Acórdão nº 103/07.0PALSB.L1 -9 de Court of Appeal of Lisbon (Portugal), 09 de Fevereiro de 2017

Magistrado ResponsávelCALHEIROS DA GAMA
Data da Resolução09 de Fevereiro de 2017
EmissorCourt of Appeal of Lisbon (Portugal)

Decisão Texto Parcial:


Acordam, em conferência, na 9a Secção (Criminal) do Tribunal da Relação de Lisboa: I – Relatório 1. No âmbito do processo comum singular n.º 103/07.0 PALSB, da Comarca de Lisboa - Instância Local - Secção Criminal – J6, foi o arguido AA, nascido a xx de xx de 1988 e melhor id. nos autos, atualmente recluso em cumprimento de pena de prisão à ordem destes autos no Estabelecimento Prisional Central de Lisboa, notificado do despacho judicial de fls. 743, de 16 de agosto de 2016, que indeferiu o requerimento que apresentou no sentido de serem suspensas as diligências com vista ao cumprimento do Mandado de Detenção Europeu, enviado ao Reino Unido (que levou à sua presente reclusão), tendo em consideração a circunstância que alegou de estar socialmente reinserido e estar com emprego estável, como cozinheiro, na Inglaterra, e ter um filho de poucos anos ao seu cuidado, com o fundamento de que transitou em julgado a decisão que pôs termo à suspensão da pena de prisão e determinou o seu cumprimento, veio, inconformado com a mencionada decisão, da mesma interpor recurso, extraindo da sua motivação as seguintes conclusões: 1. O arguido não esteve presente no julgamento, nem foi pessoalmente notificado para o mesmo.

  1. O despacho recorrido enferma de erro grave, ao indeferir o requerimento de 2016-07-19, de fls., com o fundamento que o despacho que pôs termo à suspensão da pena e determinou a prisão do arguido tinha transitado em julgado.

  2. Na verdade, transitado em julgado a sentença de condenação o arguido deixa de estar subordinado ao TIR, que não pode, por isso, ter violado.

  3. Acresce que, a decisão de pôr termo à suspensão da pena, tem de lhe ser pessoalmente notificada, e só depois de tal notificação é que poderá tal decisão transitar em julgado, se não for impugnada.

  4. O cumprimento do mandado de detenção europeu é ilegal, como ilegal é a sua prisão, uma vez que o arguido não foi pessoalmente notificado para o julgamento.

  5. Em qualquer caso, o despacho recorrido ao decidir como decidiu fez uma interpretação e aplicação do art°113°, n°1, alíneas b), c) e d), do n° 9, bem como do art° 214°, n° 1, alínea e), ambos do CPPenal que a inconstitucionaliza por violação do art° 32° da CRP.

  6. O despacho recorrido violou, quer as disposições legais anteriormente citadas, como bem ainda o art° 32° da CRP.

--- Informação fornecida ---
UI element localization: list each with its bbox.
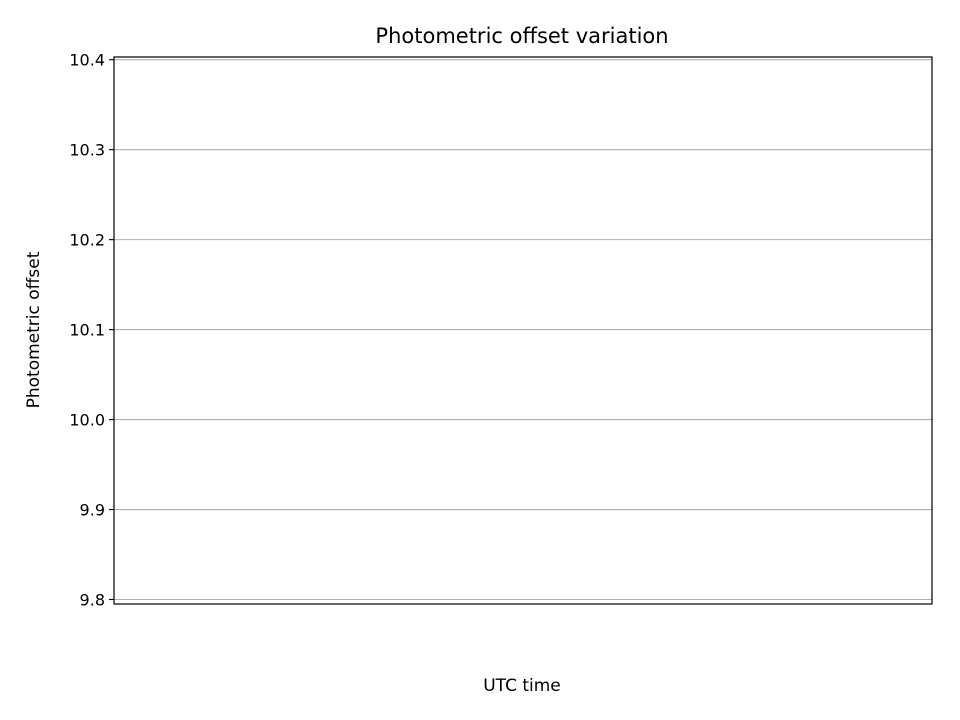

--- Trabalho pedido ---
A. Segundo o acórdão, em que país o arguido alegou ter emprego estável como cozinheiro?
B. Edite o trecho do acórdão que começa em "5. Em qualquer" e termina em "do art° 32° da CRP.", substituindo "interpretação" por "leitura".
As linhas não têm qualquer papel nesta tarefa.

--- Respostas ---
A. Na Inglaterra.

B.
5. Em qualquer caso, o despacho recorrido ao decidir como decidiu fez uma leitura e aplicação do art°113°, n°1, alíneas b), c) e d), do n° 9, bem como do art° 214°, n° 1, alínea e), ambos do CPPenal que a inconstitucionaliza por violação do art° 32° da CRP.